*Written problem*
Among the entries, which lines carry the string "температуры"? Copy each of them.

*Records supplied*
==================================================

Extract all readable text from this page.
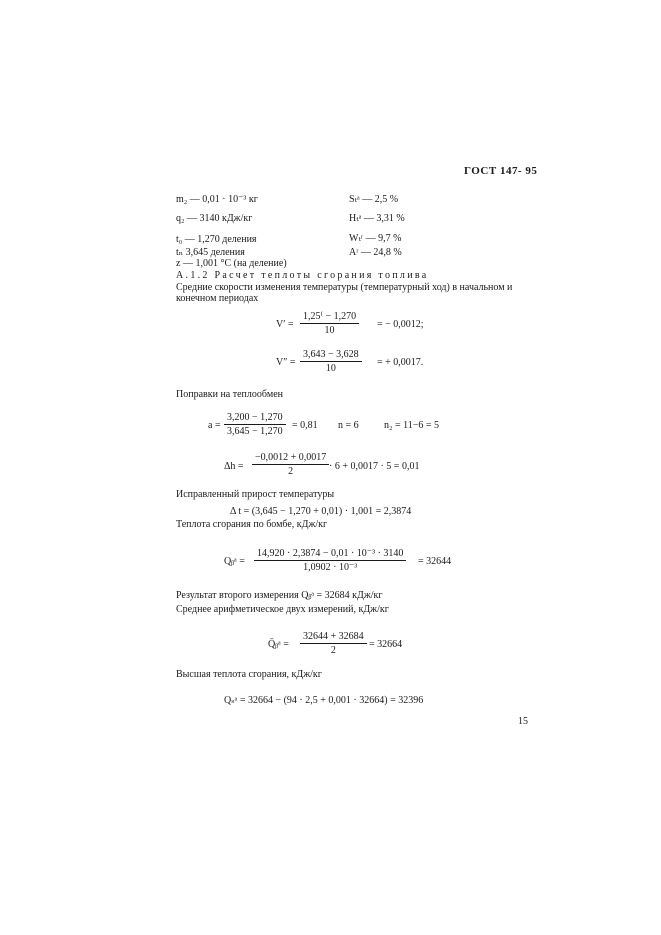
ГОСТ 147- 95
m₂ — 0,01 · 10⁻³ кг
q₂ — 3140 кДж/кг
t₀ — 1,270 деления
tₙ 3,645 деления
z — 1,001 °С (на деление)
Sₜᵃ — 2,5 %
Hₜᵃ — 3,31 %
Wₜʳ — 9,7 %
Aʳ — 24,8 %
А.1.2 Расчет теплоты сгорания топлива
Средние скорости изменения температуры (температурный ход) в начальном и
конечном периодах
$V' = \frac{1,25^( - 1,270}{10}$ = − 0,0012;
$V'' = \frac{3,643 - 3,628}{10}$ = + 0,0017.
Поправки на теплообмен
$a = \frac{3,200 - 1,270}{3,645 - 1,270} = 0,81$ n = 6	n₂ = 11−6 = 5
$\Delta h = \frac{-0,0012 + 0,0017}{2} \cdot 6 + 0,0017 \cdot 5 = 0,01$
Исправленный прирост температуры
Δ t = (3,645 − 1,270 + 0,01) · 1,001 = 2,3874
Теплота сгорания по бомбе, кДж/кг
Qᵦᵃ = $\frac{\text{14,920 · 2,3874 − 0,01 · 10⁻³ · 3140}}{\text{1,0902 · 10⁻³}} = 32644$
Результат второго измерения Qᵦᵃ = 32684 кДж/кг
Среднее арифметическое двух измерений, кДж/кг
Q̄ᵦᵃ = $\frac{32644 + 32684}{2} = 32664$
Высшая теплота сгорания, кДж/кг
Qₛᵃ = 32664 − (94 · 2,5 + 0,001 · 32664) = 32396
15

==================================================

*Task result*
Средние скорости изменения температуры (температурный ход) в начальном и
Исправленный прирост температуры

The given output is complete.